──────── Exercise inputs ────────

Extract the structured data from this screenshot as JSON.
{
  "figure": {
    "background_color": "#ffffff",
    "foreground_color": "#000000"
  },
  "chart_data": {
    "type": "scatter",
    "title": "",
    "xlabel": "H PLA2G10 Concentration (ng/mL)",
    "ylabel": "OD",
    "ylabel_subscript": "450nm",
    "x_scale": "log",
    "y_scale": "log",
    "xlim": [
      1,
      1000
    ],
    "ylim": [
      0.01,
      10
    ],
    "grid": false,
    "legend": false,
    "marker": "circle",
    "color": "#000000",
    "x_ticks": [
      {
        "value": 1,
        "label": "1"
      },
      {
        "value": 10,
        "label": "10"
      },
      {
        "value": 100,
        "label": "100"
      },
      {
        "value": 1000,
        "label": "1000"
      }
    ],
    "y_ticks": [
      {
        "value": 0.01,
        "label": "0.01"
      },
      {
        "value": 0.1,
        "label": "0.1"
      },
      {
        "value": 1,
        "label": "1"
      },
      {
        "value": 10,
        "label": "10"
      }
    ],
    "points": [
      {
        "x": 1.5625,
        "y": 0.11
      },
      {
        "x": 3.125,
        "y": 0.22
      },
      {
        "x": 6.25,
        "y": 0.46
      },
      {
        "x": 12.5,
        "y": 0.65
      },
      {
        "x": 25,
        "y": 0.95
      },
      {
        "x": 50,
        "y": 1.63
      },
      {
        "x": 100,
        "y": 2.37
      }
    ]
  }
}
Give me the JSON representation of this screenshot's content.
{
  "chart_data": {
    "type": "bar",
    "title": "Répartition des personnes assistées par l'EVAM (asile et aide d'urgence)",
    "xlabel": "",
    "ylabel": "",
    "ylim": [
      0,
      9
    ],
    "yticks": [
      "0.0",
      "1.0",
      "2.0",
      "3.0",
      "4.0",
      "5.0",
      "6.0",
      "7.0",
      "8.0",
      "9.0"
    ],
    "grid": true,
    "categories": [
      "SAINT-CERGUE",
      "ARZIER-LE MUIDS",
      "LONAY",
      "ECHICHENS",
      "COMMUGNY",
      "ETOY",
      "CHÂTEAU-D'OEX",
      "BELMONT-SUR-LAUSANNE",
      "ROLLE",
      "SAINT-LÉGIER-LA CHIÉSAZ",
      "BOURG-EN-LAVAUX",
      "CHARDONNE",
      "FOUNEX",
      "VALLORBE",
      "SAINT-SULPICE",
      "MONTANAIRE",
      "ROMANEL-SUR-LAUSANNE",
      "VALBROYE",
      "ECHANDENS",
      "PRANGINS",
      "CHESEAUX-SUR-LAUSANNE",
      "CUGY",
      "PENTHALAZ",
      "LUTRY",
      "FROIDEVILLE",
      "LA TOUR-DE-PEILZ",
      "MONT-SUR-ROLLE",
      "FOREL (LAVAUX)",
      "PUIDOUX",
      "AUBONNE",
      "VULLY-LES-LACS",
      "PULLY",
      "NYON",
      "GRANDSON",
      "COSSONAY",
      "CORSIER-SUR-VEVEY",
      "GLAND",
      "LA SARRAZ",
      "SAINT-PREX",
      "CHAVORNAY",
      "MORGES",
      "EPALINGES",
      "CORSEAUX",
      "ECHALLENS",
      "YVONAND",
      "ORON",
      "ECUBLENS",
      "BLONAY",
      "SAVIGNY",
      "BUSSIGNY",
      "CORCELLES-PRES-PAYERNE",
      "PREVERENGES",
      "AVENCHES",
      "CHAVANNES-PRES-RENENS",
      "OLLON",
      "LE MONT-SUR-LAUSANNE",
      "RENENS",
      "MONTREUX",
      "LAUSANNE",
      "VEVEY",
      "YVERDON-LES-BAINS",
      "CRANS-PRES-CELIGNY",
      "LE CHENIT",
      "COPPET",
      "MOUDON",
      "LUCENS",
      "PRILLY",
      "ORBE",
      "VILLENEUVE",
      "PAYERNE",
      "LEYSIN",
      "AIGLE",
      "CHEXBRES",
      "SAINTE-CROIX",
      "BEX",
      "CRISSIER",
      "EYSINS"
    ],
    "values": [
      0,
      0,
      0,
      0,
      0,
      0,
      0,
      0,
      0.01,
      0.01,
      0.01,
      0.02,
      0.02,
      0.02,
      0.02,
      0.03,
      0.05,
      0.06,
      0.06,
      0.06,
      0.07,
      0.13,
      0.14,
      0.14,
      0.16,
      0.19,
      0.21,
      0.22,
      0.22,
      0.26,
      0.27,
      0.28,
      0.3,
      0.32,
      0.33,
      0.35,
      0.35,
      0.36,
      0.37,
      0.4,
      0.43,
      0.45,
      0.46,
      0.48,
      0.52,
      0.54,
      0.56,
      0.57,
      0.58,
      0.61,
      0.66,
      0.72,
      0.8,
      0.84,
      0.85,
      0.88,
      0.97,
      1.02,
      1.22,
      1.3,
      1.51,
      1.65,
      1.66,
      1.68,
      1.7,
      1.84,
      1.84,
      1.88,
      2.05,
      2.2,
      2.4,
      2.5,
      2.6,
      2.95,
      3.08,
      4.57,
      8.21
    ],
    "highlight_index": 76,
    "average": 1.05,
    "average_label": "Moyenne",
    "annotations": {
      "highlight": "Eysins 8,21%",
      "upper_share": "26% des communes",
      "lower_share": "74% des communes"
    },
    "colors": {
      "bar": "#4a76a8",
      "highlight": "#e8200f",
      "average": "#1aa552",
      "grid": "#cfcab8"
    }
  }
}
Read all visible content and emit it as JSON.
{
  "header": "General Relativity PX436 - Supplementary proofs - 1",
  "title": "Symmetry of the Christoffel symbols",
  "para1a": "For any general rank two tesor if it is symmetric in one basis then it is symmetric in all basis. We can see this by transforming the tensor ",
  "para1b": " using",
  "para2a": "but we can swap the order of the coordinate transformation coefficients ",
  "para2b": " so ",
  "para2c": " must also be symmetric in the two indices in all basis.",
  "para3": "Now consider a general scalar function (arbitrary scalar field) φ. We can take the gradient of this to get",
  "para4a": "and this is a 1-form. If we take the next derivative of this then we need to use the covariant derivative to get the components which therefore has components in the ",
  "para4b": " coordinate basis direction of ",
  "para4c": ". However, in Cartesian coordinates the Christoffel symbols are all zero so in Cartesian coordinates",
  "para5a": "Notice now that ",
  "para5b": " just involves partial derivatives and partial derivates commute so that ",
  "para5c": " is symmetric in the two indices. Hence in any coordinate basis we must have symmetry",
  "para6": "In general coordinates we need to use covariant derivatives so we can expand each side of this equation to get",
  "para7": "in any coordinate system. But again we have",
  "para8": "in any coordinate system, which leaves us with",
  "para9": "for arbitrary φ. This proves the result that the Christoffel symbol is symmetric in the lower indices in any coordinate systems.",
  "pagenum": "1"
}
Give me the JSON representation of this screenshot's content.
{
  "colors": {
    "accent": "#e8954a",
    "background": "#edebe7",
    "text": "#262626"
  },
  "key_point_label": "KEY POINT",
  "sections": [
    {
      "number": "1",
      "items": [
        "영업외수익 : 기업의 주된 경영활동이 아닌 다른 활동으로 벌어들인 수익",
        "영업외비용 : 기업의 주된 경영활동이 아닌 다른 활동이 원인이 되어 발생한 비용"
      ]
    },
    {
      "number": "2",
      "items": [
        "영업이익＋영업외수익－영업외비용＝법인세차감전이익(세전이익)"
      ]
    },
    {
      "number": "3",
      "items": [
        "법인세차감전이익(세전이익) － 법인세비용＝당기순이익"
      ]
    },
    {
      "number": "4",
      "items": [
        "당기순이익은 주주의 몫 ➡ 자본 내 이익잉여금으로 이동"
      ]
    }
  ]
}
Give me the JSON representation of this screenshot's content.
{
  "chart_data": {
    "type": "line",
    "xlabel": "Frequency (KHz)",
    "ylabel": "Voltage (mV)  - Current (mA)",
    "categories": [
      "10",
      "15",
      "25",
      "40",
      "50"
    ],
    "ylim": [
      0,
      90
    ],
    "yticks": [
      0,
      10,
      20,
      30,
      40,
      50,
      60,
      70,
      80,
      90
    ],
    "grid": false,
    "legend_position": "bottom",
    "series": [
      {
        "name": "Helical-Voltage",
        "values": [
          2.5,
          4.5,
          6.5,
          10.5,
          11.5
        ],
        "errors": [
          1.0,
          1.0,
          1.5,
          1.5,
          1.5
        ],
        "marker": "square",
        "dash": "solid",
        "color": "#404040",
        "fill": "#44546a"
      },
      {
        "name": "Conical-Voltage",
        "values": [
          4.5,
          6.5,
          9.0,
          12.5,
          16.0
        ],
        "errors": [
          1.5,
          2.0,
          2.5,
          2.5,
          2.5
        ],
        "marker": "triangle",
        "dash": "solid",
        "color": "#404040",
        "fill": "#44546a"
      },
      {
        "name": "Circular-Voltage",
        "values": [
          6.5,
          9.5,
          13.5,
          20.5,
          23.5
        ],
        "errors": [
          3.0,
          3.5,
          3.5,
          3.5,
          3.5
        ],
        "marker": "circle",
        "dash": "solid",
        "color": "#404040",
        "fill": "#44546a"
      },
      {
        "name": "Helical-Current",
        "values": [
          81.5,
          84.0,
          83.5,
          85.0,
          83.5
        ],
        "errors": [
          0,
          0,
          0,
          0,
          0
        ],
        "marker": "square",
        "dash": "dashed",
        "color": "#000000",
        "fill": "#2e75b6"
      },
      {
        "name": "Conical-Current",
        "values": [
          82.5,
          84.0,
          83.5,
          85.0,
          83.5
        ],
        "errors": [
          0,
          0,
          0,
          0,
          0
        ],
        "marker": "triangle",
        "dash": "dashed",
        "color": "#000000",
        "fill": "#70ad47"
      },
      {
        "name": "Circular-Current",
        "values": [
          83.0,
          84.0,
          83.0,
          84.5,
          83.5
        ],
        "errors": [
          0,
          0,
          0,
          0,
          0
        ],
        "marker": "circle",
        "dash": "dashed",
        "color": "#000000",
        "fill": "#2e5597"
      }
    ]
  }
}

────────

- _Work to be completed_
Using the entries above, state how many lines include the word "symmetric", with no other words.

- _Exercise response_
4